*The problem*. Copy out each line of the data that holds the word "value".

## BEGIN Data provided

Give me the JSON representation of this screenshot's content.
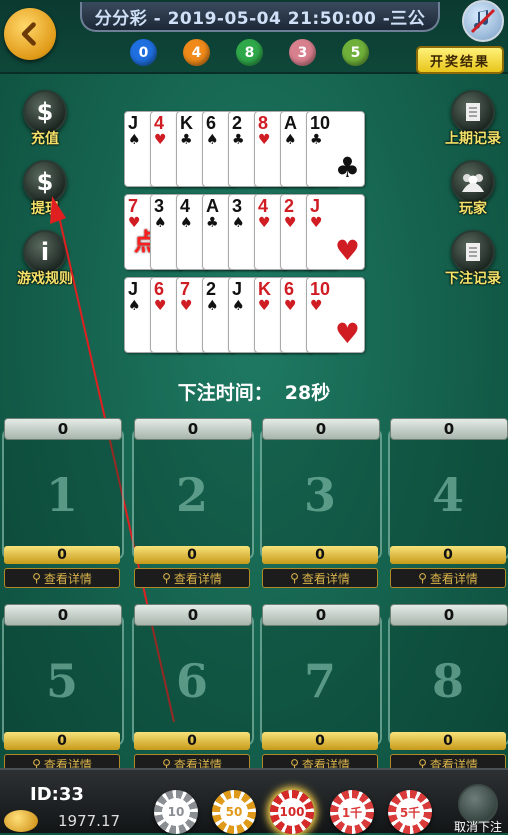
{
  "header": {
    "title": "分分彩 - 2019-05-04 21:50:00 -三公",
    "result_button": "开奖结果",
    "balls": [
      {
        "value": "0",
        "color": "#1f6fe0"
      },
      {
        "value": "4",
        "color": "#f08a1a"
      },
      {
        "value": "8",
        "color": "#2fa84a"
      },
      {
        "value": "3",
        "color": "#d9808e"
      },
      {
        "value": "5",
        "color": "#6fb03a"
      }
    ]
  },
  "left_menu": [
    {
      "label": "充值",
      "icon": "dollar-icon"
    },
    {
      "label": "提现",
      "icon": "dollar-icon"
    },
    {
      "label": "游戏规则",
      "icon": "info-icon"
    }
  ],
  "right_menu": [
    {
      "label": "上期记录",
      "icon": "document-icon"
    },
    {
      "label": "玩家",
      "icon": "players-icon"
    },
    {
      "label": "下注记录",
      "icon": "document-icon"
    }
  ],
  "card_rows": [
    [
      {
        "rank": "J",
        "suit": "♠"
      },
      {
        "rank": "4",
        "suit": "♥"
      },
      {
        "rank": "K",
        "suit": "♣"
      },
      {
        "rank": "6",
        "suit": "♠"
      },
      {
        "rank": "2",
        "suit": "♣"
      },
      {
        "rank": "8",
        "suit": "♥"
      },
      {
        "rank": "A",
        "suit": "♠"
      },
      {
        "rank": "10",
        "suit": "♣"
      }
    ],
    [
      {
        "rank": "7",
        "suit": "♥"
      },
      {
        "rank": "3",
        "suit": "♠"
      },
      {
        "rank": "4",
        "suit": "♠"
      },
      {
        "rank": "A",
        "suit": "♣"
      },
      {
        "rank": "3",
        "suit": "♠"
      },
      {
        "rank": "4",
        "suit": "♥"
      },
      {
        "rank": "2",
        "suit": "♥"
      },
      {
        "rank": "J",
        "suit": "♥"
      }
    ],
    [
      {
        "rank": "J",
        "suit": "♠"
      },
      {
        "rank": "6",
        "suit": "♥"
      },
      {
        "rank": "7",
        "suit": "♥"
      },
      {
        "rank": "2",
        "suit": "♠"
      },
      {
        "rank": "J",
        "suit": "♠"
      },
      {
        "rank": "K",
        "suit": "♥"
      },
      {
        "rank": "6",
        "suit": "♥"
      },
      {
        "rank": "10",
        "suit": "♥"
      }
    ]
  ],
  "overlay_text": "点击提现",
  "timer": {
    "label": "下注时间：",
    "value": "28秒"
  },
  "boxes": [
    {
      "number": "1",
      "top": "0",
      "bottom": "0"
    },
    {
      "number": "2",
      "top": "0",
      "bottom": "0"
    },
    {
      "number": "3",
      "top": "0",
      "bottom": "0"
    },
    {
      "number": "4",
      "top": "0",
      "bottom": "0"
    },
    {
      "number": "5",
      "top": "0",
      "bottom": "0"
    },
    {
      "number": "6",
      "top": "0",
      "bottom": "0"
    },
    {
      "number": "7",
      "top": "0",
      "bottom": "0"
    },
    {
      "number": "8",
      "top": "0",
      "bottom": "0"
    }
  ],
  "detail_label": "查看详情",
  "player": {
    "id": "ID:33",
    "balance": "1977.17"
  },
  "chips": [
    {
      "label": "10",
      "color": "#8b8f94"
    },
    {
      "label": "50",
      "color": "#e09a1a"
    },
    {
      "label": "100",
      "color": "#d42a2a"
    },
    {
      "label": "1千",
      "color": "#d93a3a"
    },
    {
      "label": "5千",
      "color": "#d93a3a"
    }
  ],
  "cancel_label": "取消下注"
}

## END Data provided

*In response*.
        "value": "0",
        "value": "4",
        "value": "8",
        "value": "3",
        "value": "5",
    "value": "28秒"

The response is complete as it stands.